● Dataset entries:
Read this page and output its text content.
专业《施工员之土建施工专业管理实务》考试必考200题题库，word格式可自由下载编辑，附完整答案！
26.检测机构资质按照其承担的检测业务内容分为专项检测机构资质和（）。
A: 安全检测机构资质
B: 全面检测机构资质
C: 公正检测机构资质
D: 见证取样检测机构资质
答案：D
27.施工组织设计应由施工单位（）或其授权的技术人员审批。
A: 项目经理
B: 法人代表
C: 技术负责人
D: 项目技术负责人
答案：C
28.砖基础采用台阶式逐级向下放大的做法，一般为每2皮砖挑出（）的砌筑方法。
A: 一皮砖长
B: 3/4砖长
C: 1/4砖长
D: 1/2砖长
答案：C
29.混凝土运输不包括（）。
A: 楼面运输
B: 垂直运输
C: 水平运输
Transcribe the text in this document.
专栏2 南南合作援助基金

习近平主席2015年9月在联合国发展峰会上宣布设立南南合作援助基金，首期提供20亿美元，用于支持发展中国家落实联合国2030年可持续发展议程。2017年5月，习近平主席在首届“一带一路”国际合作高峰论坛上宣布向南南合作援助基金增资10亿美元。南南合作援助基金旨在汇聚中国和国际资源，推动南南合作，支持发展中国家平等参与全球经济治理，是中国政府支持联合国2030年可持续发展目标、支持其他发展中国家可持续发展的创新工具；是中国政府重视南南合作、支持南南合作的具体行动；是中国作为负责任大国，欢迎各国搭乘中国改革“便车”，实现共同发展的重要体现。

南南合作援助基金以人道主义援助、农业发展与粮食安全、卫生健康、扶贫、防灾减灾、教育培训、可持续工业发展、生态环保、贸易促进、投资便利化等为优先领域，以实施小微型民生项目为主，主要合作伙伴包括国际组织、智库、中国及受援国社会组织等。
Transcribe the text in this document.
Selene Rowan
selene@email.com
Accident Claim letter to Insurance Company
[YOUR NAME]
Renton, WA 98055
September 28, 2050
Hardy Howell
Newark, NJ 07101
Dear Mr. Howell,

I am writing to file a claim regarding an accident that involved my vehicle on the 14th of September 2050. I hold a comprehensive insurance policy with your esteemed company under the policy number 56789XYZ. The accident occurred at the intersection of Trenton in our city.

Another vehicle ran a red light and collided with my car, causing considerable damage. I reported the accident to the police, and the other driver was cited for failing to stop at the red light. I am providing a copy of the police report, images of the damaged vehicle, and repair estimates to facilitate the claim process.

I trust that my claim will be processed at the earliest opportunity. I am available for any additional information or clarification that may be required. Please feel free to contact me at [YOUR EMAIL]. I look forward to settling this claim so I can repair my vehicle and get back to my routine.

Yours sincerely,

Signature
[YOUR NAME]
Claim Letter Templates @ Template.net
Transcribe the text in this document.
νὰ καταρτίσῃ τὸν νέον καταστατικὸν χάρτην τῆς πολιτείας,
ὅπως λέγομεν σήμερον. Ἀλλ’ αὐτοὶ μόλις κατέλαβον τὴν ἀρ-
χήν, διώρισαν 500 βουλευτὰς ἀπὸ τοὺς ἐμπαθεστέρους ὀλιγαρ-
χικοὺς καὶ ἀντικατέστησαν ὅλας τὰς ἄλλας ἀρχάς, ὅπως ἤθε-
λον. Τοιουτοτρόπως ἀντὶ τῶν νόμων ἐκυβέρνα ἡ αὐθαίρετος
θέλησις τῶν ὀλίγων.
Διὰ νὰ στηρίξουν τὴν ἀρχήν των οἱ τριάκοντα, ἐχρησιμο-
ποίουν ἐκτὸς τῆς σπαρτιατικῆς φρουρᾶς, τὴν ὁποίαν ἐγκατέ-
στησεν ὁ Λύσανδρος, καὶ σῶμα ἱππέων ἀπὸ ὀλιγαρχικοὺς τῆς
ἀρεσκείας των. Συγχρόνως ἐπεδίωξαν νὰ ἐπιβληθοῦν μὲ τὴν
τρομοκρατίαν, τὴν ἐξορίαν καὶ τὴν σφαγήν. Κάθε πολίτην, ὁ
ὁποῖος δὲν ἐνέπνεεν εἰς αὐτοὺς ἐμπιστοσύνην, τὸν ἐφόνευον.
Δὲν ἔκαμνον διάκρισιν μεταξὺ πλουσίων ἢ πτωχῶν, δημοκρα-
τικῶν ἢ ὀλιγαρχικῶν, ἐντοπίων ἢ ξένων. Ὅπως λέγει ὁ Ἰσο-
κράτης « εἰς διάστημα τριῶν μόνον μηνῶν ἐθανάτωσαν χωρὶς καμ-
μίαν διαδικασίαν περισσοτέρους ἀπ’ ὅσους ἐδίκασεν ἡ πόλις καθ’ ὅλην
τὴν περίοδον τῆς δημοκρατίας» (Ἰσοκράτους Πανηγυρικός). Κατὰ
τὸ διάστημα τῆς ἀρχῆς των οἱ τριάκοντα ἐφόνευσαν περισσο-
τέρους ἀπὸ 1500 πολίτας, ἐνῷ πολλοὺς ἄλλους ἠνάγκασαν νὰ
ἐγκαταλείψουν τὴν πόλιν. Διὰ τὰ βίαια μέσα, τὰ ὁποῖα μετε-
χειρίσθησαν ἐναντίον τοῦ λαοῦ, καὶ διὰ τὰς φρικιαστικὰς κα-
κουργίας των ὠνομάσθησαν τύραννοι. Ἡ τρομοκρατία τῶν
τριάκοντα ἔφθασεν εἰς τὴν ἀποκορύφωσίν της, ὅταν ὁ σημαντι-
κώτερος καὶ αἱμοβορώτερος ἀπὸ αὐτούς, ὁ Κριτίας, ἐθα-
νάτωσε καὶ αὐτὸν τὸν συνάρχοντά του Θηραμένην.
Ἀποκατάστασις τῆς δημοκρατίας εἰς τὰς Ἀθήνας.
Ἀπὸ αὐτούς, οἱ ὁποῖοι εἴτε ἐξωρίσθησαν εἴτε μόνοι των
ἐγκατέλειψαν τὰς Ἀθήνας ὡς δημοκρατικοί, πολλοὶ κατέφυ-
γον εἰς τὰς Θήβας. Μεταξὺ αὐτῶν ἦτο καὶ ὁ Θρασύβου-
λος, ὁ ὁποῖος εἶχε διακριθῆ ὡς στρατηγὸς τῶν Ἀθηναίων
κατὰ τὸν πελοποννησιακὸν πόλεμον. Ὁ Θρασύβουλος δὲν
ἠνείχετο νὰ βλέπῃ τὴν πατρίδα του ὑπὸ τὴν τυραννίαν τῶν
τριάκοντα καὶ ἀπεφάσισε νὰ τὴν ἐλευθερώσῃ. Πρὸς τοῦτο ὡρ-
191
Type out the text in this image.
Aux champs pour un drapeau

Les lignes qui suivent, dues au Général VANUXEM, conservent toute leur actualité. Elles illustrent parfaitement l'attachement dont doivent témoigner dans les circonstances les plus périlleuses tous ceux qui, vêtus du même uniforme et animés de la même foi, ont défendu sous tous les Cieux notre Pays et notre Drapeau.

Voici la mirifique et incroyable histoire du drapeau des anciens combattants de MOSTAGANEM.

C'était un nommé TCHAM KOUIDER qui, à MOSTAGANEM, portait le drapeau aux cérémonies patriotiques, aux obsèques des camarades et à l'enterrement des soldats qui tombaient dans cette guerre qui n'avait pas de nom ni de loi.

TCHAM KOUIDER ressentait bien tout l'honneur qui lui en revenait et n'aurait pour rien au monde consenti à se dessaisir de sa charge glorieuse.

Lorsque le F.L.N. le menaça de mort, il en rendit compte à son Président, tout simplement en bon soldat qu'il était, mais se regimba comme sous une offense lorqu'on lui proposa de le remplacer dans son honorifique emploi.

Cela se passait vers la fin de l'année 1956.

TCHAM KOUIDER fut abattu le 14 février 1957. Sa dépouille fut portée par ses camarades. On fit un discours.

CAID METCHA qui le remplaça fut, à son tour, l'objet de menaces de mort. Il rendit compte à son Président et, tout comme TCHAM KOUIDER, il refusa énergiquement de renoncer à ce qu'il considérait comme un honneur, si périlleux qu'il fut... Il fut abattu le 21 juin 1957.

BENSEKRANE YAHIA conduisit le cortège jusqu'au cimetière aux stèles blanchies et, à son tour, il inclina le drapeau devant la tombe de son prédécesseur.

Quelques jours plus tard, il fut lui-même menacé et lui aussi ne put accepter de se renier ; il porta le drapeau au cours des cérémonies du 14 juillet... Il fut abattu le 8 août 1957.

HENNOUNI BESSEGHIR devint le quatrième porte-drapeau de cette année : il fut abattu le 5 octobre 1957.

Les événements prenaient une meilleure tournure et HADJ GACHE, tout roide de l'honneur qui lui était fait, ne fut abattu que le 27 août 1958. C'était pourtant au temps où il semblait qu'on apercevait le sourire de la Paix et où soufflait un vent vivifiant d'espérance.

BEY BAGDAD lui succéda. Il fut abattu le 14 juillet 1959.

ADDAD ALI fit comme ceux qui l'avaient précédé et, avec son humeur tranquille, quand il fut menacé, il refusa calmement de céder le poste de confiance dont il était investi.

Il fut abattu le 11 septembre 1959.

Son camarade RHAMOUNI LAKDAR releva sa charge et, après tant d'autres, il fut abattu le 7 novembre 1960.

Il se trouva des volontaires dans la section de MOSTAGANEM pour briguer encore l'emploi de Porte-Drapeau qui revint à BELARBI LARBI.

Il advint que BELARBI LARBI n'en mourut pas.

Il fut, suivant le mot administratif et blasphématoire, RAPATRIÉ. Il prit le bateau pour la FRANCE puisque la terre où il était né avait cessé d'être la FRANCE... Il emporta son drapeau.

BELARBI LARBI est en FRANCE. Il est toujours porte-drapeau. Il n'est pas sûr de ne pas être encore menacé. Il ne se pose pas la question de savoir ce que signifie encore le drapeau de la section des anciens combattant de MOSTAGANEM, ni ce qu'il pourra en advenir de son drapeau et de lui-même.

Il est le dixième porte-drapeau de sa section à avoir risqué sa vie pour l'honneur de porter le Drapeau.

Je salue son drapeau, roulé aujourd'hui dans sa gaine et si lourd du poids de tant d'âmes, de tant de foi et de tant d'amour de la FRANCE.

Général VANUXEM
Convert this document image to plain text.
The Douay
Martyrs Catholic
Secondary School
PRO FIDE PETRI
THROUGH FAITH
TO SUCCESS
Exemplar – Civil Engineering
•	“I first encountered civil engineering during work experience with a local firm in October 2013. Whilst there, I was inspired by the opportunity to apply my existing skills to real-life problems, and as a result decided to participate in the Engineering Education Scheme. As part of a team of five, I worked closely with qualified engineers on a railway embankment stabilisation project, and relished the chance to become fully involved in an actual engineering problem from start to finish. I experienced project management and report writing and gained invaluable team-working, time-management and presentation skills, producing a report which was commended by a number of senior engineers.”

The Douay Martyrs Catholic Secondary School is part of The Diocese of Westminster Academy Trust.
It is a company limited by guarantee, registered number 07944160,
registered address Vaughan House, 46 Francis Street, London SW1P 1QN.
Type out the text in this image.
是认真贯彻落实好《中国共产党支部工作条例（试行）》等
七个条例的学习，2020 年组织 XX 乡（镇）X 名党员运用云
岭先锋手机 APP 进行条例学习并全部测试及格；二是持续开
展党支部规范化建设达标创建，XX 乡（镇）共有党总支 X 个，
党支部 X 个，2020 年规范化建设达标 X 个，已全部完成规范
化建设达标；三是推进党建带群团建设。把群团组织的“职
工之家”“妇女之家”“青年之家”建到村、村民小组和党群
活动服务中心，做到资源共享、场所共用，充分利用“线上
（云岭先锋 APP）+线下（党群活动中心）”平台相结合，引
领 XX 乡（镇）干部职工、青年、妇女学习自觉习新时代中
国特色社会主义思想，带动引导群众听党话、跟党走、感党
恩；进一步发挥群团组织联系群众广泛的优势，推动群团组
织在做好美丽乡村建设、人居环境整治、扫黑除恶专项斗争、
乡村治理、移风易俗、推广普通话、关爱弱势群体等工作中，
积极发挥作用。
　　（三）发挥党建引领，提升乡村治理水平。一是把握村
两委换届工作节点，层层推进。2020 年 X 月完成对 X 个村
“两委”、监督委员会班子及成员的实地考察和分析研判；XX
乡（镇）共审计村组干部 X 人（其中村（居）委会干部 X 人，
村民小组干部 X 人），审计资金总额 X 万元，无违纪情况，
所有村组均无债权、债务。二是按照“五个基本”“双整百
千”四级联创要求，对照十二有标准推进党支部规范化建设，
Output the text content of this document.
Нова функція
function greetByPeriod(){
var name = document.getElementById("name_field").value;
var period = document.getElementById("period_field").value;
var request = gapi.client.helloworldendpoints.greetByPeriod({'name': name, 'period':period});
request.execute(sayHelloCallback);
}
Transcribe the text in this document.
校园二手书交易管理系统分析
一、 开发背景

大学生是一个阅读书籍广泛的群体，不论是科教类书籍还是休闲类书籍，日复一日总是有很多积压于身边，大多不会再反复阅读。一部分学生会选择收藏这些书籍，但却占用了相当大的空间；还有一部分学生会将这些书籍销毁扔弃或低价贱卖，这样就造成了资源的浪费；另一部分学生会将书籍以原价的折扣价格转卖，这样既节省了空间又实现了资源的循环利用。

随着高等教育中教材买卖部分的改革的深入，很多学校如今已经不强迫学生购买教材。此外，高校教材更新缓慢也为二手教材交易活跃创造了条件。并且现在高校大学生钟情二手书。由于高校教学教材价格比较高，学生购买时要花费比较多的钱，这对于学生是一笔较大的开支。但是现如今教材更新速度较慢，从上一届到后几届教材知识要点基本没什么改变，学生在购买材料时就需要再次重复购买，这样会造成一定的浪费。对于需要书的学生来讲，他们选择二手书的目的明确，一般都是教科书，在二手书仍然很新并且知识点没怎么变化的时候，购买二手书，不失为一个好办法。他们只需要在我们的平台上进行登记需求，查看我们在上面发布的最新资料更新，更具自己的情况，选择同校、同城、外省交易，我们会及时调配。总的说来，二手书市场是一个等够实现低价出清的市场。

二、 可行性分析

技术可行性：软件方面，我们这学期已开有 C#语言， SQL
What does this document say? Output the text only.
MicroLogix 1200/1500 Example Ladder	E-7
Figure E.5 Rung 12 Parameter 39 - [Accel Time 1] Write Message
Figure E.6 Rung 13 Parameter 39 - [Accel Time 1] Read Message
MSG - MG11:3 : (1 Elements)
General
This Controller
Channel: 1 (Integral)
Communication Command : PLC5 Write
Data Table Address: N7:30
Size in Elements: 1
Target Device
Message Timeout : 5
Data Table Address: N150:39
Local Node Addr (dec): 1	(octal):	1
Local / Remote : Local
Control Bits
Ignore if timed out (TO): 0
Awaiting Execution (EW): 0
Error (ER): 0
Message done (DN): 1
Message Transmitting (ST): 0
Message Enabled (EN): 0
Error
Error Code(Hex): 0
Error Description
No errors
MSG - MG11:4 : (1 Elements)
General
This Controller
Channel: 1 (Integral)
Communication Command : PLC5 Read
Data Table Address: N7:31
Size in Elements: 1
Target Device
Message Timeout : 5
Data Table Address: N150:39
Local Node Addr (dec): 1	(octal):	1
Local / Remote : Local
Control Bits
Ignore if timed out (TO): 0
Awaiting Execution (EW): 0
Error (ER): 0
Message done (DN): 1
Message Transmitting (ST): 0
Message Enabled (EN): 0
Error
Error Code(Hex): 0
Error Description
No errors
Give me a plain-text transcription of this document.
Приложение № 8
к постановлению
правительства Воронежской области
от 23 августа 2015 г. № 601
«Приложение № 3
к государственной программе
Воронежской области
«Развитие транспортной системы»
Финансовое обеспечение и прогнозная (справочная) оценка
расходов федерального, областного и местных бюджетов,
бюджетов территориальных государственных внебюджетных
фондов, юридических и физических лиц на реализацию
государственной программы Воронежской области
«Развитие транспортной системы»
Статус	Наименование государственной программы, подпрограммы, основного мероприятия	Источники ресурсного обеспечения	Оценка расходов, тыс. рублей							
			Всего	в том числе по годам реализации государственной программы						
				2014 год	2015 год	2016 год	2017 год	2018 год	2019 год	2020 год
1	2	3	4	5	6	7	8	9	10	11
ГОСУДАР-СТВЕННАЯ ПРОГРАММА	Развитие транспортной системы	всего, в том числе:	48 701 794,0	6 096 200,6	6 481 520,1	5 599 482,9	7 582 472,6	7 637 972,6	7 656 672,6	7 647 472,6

● Task to complete: Using the records above, copy every line that has the word "BELARBI" in it.

● Task response:
Il se trouva des volontaires dans la section de MOSTAGANEM pour briguer encore l'emploi de Porte-Drapeau qui revint à BELARBI LARBI.
Il advint que BELARBI LARBI n'en mourut pas.
BELARBI LARBI est en FRANCE. Il est toujours porte-drapeau. Il n'est pas sûr de ne pas être encore menacé. Il ne se pose pas la question de savoir ce que signifie encore le drapeau de la section des anciens combattant de MOSTAGANEM, ni ce qu'il pourra en advenir de son drapeau et de lui-même.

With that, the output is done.